**Source records**
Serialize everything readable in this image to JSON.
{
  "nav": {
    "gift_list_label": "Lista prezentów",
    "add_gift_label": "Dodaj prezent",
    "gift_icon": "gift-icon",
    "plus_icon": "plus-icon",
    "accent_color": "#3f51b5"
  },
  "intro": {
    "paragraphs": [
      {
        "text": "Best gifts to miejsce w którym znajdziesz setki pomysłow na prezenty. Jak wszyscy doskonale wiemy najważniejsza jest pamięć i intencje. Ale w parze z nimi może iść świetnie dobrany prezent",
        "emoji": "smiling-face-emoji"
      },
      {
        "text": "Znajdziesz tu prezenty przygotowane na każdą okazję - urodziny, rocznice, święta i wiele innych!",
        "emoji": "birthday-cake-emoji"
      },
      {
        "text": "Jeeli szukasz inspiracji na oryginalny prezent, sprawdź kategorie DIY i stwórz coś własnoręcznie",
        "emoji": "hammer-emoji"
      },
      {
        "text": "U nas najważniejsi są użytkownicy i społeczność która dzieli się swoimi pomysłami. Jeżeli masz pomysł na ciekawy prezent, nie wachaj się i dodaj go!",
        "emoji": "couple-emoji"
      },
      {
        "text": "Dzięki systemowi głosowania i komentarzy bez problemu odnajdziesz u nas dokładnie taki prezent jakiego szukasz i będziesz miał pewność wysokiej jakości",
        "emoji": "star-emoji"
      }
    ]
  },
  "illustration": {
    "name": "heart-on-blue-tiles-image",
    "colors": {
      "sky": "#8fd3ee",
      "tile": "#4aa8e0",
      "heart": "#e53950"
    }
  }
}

**What is asked**
Please reproduce the entire listing, exactly as shown.

**Solution to the exercise**
Serialize everything readable in this image to JSON.
{
  "nav": {
    "gift_list_label": "Lista prezentów",
    "add_gift_label": "Dodaj prezent",
    "gift_icon": "gift-icon",
    "plus_icon": "plus-icon",
    "accent_color": "#3f51b5"
  },
  "intro": {
    "paragraphs": [
      {
        "text": "Best gifts to miejsce w którym znajdziesz setki pomysłow na prezenty. Jak wszyscy doskonale wiemy najważniejsza jest pamięć i intencje. Ale w parze z nimi może iść świetnie dobrany prezent",
        "emoji": "smiling-face-emoji"
      },
      {
        "text": "Znajdziesz tu prezenty przygotowane na każdą okazję - urodziny, rocznice, święta i wiele innych!",
        "emoji": "birthday-cake-emoji"
      },
      {
        "text": "Jeeli szukasz inspiracji na oryginalny prezent, sprawdź kategorie DIY i stwórz coś własnoręcznie",
        "emoji": "hammer-emoji"
      },
      {
        "text": "U nas najważniejsi są użytkownicy i społeczność która dzieli się swoimi pomysłami. Jeżeli masz pomysł na ciekawy prezent, nie wachaj się i dodaj go!",
        "emoji": "couple-emoji"
      },
      {
        "text": "Dzięki systemowi głosowania i komentarzy bez problemu odnajdziesz u nas dokładnie taki prezent jakiego szukasz i będziesz miał pewność wysokiej jakości",
        "emoji": "star-emoji"
      }
    ]
  },
  "illustration": {
    "name": "heart-on-blue-tiles-image",
    "colors": {
      "sky": "#8fd3ee",
      "tile": "#4aa8e0",
      "heart": "#e53950"
    }
  }
}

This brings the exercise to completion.